(Spatial annotation records)
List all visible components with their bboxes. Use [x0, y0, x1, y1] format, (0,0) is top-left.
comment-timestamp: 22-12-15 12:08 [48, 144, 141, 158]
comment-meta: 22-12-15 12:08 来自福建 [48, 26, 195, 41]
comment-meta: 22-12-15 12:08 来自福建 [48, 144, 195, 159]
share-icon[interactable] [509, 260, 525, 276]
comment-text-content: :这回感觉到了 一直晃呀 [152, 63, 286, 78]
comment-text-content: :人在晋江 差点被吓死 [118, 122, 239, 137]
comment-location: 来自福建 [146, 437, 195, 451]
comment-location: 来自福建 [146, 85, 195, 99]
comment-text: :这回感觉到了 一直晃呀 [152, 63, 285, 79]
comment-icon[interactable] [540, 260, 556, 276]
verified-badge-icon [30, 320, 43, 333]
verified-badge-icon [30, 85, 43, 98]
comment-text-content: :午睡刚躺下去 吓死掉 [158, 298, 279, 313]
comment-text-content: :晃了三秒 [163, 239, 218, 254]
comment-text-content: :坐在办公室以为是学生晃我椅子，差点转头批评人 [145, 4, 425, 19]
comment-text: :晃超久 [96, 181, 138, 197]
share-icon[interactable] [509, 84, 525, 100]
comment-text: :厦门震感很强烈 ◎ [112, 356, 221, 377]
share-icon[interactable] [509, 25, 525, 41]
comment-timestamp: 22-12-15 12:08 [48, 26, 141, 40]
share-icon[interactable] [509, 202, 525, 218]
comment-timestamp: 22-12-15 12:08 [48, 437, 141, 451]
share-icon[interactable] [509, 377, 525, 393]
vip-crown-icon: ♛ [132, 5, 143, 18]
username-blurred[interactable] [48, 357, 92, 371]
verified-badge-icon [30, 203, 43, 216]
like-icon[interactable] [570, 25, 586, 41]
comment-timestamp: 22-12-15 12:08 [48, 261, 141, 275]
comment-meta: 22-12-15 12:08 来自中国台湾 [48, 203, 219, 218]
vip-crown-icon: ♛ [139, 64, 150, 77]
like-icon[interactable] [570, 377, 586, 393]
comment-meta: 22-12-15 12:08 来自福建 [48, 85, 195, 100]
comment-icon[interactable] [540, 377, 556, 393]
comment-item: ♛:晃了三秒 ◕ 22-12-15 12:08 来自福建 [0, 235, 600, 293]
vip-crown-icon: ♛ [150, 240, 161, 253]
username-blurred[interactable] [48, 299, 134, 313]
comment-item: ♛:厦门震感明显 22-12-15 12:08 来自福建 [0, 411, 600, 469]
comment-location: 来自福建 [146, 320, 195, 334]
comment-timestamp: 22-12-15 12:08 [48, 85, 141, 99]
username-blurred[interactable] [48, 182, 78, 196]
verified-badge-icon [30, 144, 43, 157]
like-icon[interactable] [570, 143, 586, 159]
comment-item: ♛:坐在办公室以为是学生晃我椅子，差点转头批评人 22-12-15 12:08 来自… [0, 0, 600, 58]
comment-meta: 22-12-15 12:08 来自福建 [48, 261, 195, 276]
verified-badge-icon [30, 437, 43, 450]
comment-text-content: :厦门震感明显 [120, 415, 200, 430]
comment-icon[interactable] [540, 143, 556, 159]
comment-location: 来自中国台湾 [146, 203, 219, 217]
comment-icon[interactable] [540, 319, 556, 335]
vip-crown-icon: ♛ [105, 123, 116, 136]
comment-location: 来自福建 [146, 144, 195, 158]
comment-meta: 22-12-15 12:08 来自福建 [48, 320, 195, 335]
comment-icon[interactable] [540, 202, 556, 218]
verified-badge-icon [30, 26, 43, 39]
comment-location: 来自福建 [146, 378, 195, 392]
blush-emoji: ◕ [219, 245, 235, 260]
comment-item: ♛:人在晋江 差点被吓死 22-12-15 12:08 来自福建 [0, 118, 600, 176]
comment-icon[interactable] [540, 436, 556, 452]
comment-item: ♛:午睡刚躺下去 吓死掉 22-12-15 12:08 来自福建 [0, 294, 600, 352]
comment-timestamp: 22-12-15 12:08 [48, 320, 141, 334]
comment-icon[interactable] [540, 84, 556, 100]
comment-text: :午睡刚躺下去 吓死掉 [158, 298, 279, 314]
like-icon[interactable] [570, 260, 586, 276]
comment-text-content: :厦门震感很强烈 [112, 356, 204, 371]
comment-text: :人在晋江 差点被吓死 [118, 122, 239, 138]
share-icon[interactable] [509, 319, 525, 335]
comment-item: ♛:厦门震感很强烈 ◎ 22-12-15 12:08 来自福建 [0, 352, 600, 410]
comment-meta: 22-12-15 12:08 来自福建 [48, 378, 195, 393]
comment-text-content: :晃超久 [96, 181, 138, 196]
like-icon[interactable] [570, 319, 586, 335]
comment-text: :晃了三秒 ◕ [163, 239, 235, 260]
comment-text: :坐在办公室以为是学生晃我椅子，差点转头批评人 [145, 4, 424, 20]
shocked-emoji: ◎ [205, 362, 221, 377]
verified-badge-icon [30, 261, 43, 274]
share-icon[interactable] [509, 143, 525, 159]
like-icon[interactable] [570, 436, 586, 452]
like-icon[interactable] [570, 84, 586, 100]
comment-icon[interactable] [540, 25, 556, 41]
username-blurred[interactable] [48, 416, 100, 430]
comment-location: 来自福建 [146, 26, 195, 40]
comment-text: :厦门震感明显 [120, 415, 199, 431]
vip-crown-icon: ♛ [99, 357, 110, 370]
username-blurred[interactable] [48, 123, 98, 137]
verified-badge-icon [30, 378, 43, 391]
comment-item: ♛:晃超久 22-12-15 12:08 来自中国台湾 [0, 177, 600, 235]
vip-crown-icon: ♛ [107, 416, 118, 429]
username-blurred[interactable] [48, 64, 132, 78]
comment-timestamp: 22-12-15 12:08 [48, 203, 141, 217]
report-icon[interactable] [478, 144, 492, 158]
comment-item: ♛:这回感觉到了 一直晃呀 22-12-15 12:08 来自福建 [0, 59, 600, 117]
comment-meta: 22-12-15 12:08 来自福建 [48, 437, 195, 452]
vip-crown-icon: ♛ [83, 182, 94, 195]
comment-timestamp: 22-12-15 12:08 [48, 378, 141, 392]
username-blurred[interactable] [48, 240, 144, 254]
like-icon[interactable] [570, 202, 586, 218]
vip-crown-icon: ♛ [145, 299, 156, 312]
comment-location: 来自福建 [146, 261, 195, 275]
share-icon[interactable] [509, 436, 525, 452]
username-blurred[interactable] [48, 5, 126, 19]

__Given problem__:
Write out every item above, line for line, with nothing changed.

__Output__:
List all visible components with their bboxes. Use [x0, y0, x1, y1] format, (0,0) is top-left.
comment-timestamp: 22-12-15 12:08 [48, 144, 141, 158]
comment-meta: 22-12-15 12:08 来自福建 [48, 26, 195, 41]
comment-meta: 22-12-15 12:08 来自福建 [48, 144, 195, 159]
share-icon[interactable] [509, 260, 525, 276]
comment-text-content: :这回感觉到了 一直晃呀 [152, 63, 286, 78]
comment-text-content: :人在晋江 差点被吓死 [118, 122, 239, 137]
comment-location: 来自福建 [146, 437, 195, 451]
comment-location: 来自福建 [146, 85, 195, 99]
comment-text: :这回感觉到了 一直晃呀 [152, 63, 285, 79]
comment-icon[interactable] [540, 260, 556, 276]
verified-badge-icon [30, 320, 43, 333]
verified-badge-icon [30, 85, 43, 98]
comment-text-content: :午睡刚躺下去 吓死掉 [158, 298, 279, 313]
comment-text-content: :晃了三秒 [163, 239, 218, 254]
comment-text-content: :坐在办公室以为是学生晃我椅子，差点转头批评人 [145, 4, 425, 19]
comment-text: :晃超久 [96, 181, 138, 197]
share-icon[interactable] [509, 84, 525, 100]
comment-text: :厦门震感很强烈 ◎ [112, 356, 221, 377]
share-icon[interactable] [509, 25, 525, 41]
comment-timestamp: 22-12-15 12:08 [48, 26, 141, 40]
share-icon[interactable] [509, 202, 525, 218]
comment-timestamp: 22-12-15 12:08 [48, 437, 141, 451]
share-icon[interactable] [509, 377, 525, 393]
vip-crown-icon: ♛ [132, 5, 143, 18]
username-blurred[interactable] [48, 357, 92, 371]
verified-badge-icon [30, 203, 43, 216]
like-icon[interactable] [570, 25, 586, 41]
comment-timestamp: 22-12-15 12:08 [48, 261, 141, 275]
comment-meta: 22-12-15 12:08 来自中国台湾 [48, 203, 219, 218]
vip-crown-icon: ♛ [139, 64, 150, 77]
like-icon[interactable] [570, 377, 586, 393]
comment-meta: 22-12-15 12:08 来自福建 [48, 85, 195, 100]
comment-icon[interactable] [540, 377, 556, 393]
comment-item: ♛:晃了三秒 ◕ 22-12-15 12:08 来自福建 [0, 235, 600, 293]
vip-crown-icon: ♛ [150, 240, 161, 253]
username-blurred[interactable] [48, 299, 134, 313]
comment-item: ♛:厦门震感明显 22-12-15 12:08 来自福建 [0, 411, 600, 469]
comment-location: 来自福建 [146, 320, 195, 334]
comment-timestamp: 22-12-15 12:08 [48, 85, 141, 99]
username-blurred[interactable] [48, 182, 78, 196]
verified-badge-icon [30, 144, 43, 157]
like-icon[interactable] [570, 143, 586, 159]
comment-item: ♛:坐在办公室以为是学生晃我椅子，差点转头批评人 22-12-15 12:08 来自… [0, 0, 600, 58]
comment-meta: 22-12-15 12:08 来自福建 [48, 261, 195, 276]
verified-badge-icon [30, 437, 43, 450]
comment-text-content: :厦门震感明显 [120, 415, 200, 430]
comment-icon[interactable] [540, 143, 556, 159]
comment-location: 来自中国台湾 [146, 203, 219, 217]
comment-icon[interactable] [540, 319, 556, 335]
vip-crown-icon: ♛ [105, 123, 116, 136]
comment-location: 来自福建 [146, 144, 195, 158]
comment-meta: 22-12-15 12:08 来自福建 [48, 320, 195, 335]
comment-icon[interactable] [540, 202, 556, 218]
verified-badge-icon [30, 26, 43, 39]
comment-location: 来自福建 [146, 378, 195, 392]
blush-emoji: ◕ [219, 245, 235, 260]
comment-item: ♛:人在晋江 差点被吓死 22-12-15 12:08 来自福建 [0, 118, 600, 176]
comment-icon[interactable] [540, 436, 556, 452]
comment-item: ♛:午睡刚躺下去 吓死掉 22-12-15 12:08 来自福建 [0, 294, 600, 352]
comment-timestamp: 22-12-15 12:08 [48, 320, 141, 334]
comment-icon[interactable] [540, 84, 556, 100]
comment-text: :午睡刚躺下去 吓死掉 [158, 298, 279, 314]
like-icon[interactable] [570, 260, 586, 276]
comment-text-content: :厦门震感很强烈 [112, 356, 204, 371]
comment-text: :人在晋江 差点被吓死 [118, 122, 239, 138]
share-icon[interactable] [509, 319, 525, 335]
comment-item: ♛:厦门震感很强烈 ◎ 22-12-15 12:08 来自福建 [0, 352, 600, 410]
comment-meta: 22-12-15 12:08 来自福建 [48, 378, 195, 393]
comment-text-content: :晃超久 [96, 181, 138, 196]
like-icon[interactable] [570, 319, 586, 335]
comment-text: :晃了三秒 ◕ [163, 239, 235, 260]
comment-text: :坐在办公室以为是学生晃我椅子，差点转头批评人 [145, 4, 424, 20]
shocked-emoji: ◎ [205, 362, 221, 377]
verified-badge-icon [30, 261, 43, 274]
share-icon[interactable] [509, 143, 525, 159]
like-icon[interactable] [570, 436, 586, 452]
like-icon[interactable] [570, 84, 586, 100]
comment-icon[interactable] [540, 25, 556, 41]
username-blurred[interactable] [48, 416, 100, 430]
comment-location: 来自福建 [146, 26, 195, 40]
comment-text: :厦门震感明显 [120, 415, 199, 431]
vip-crown-icon: ♛ [99, 357, 110, 370]
username-blurred[interactable] [48, 123, 98, 137]
verified-badge-icon [30, 378, 43, 391]
comment-item: ♛:晃超久 22-12-15 12:08 来自中国台湾 [0, 177, 600, 235]
vip-crown-icon: ♛ [107, 416, 118, 429]
username-blurred[interactable] [48, 64, 132, 78]
comment-timestamp: 22-12-15 12:08 [48, 203, 141, 217]
report-icon[interactable] [478, 144, 492, 158]
comment-item: ♛:这回感觉到了 一直晃呀 22-12-15 12:08 来自福建 [0, 59, 600, 117]
comment-meta: 22-12-15 12:08 来自福建 [48, 437, 195, 452]
vip-crown-icon: ♛ [83, 182, 94, 195]
comment-timestamp: 22-12-15 12:08 [48, 378, 141, 392]
username-blurred[interactable] [48, 240, 144, 254]
like-icon[interactable] [570, 202, 586, 218]
vip-crown-icon: ♛ [145, 299, 156, 312]
comment-location: 来自福建 [146, 261, 195, 275]
share-icon[interactable] [509, 436, 525, 452]
username-blurred[interactable] [48, 5, 126, 19]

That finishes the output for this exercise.